Extracted data entries:
::::

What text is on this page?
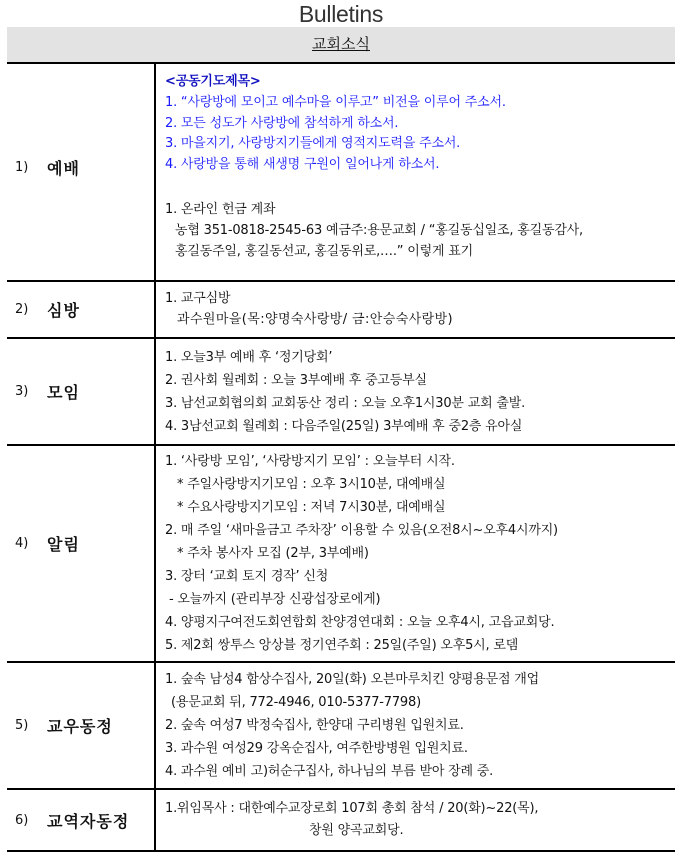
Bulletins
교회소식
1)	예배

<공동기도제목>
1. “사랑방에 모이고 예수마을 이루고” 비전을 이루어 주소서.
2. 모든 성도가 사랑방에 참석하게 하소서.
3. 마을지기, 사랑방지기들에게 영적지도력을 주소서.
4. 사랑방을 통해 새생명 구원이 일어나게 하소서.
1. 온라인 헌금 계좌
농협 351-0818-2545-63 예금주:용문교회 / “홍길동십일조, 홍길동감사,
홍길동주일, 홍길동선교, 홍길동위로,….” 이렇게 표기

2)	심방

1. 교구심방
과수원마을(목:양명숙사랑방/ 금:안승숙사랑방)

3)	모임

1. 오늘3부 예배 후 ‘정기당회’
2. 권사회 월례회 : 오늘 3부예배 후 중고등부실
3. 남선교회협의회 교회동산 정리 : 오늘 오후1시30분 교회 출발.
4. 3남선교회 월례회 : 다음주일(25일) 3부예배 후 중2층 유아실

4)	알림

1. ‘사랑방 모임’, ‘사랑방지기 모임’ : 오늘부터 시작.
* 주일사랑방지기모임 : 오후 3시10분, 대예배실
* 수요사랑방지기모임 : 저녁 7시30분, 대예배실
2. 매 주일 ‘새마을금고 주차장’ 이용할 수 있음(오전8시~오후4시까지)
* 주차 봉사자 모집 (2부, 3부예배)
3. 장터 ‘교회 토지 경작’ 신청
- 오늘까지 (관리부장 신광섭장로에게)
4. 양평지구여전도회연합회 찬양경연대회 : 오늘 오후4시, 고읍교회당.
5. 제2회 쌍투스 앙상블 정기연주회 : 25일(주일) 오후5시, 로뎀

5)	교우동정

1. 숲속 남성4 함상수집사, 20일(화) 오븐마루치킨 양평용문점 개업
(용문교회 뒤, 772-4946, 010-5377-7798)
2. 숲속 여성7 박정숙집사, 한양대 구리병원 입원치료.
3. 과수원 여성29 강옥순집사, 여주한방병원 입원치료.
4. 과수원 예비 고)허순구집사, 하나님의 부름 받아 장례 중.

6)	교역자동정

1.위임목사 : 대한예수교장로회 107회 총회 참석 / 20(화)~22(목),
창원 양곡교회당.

::::

WORK TO COMPLETE:
Print the complete listing exactly as it stands, without its pictures.

SOLUTION TO THIS EXERCISE:
What text is on this page?
Bulletins
교회소식
1)	예배

<공동기도제목>
1. “사랑방에 모이고 예수마을 이루고” 비전을 이루어 주소서.
2. 모든 성도가 사랑방에 참석하게 하소서.
3. 마을지기, 사랑방지기들에게 영적지도력을 주소서.
4. 사랑방을 통해 새생명 구원이 일어나게 하소서.
1. 온라인 헌금 계좌
농협 351-0818-2545-63 예금주:용문교회 / “홍길동십일조, 홍길동감사,
홍길동주일, 홍길동선교, 홍길동위로,….” 이렇게 표기

2)	심방

1. 교구심방
과수원마을(목:양명숙사랑방/ 금:안승숙사랑방)

3)	모임

1. 오늘3부 예배 후 ‘정기당회’
2. 권사회 월례회 : 오늘 3부예배 후 중고등부실
3. 남선교회협의회 교회동산 정리 : 오늘 오후1시30분 교회 출발.
4. 3남선교회 월례회 : 다음주일(25일) 3부예배 후 중2층 유아실

4)	알림

1. ‘사랑방 모임’, ‘사랑방지기 모임’ : 오늘부터 시작.
* 주일사랑방지기모임 : 오후 3시10분, 대예배실
* 수요사랑방지기모임 : 저녁 7시30분, 대예배실
2. 매 주일 ‘새마을금고 주차장’ 이용할 수 있음(오전8시~오후4시까지)
* 주차 봉사자 모집 (2부, 3부예배)
3. 장터 ‘교회 토지 경작’ 신청
- 오늘까지 (관리부장 신광섭장로에게)
4. 양평지구여전도회연합회 찬양경연대회 : 오늘 오후4시, 고읍교회당.
5. 제2회 쌍투스 앙상블 정기연주회 : 25일(주일) 오후5시, 로뎀

5)	교우동정

1. 숲속 남성4 함상수집사, 20일(화) 오븐마루치킨 양평용문점 개업
(용문교회 뒤, 772-4946, 010-5377-7798)
2. 숲속 여성7 박정숙집사, 한양대 구리병원 입원치료.
3. 과수원 여성29 강옥순집사, 여주한방병원 입원치료.
4. 과수원 예비 고)허순구집사, 하나님의 부름 받아 장례 중.

6)	교역자동정

1.위임목사 : 대한예수교장로회 107회 총회 참석 / 20(화)~22(목),
창원 양곡교회당.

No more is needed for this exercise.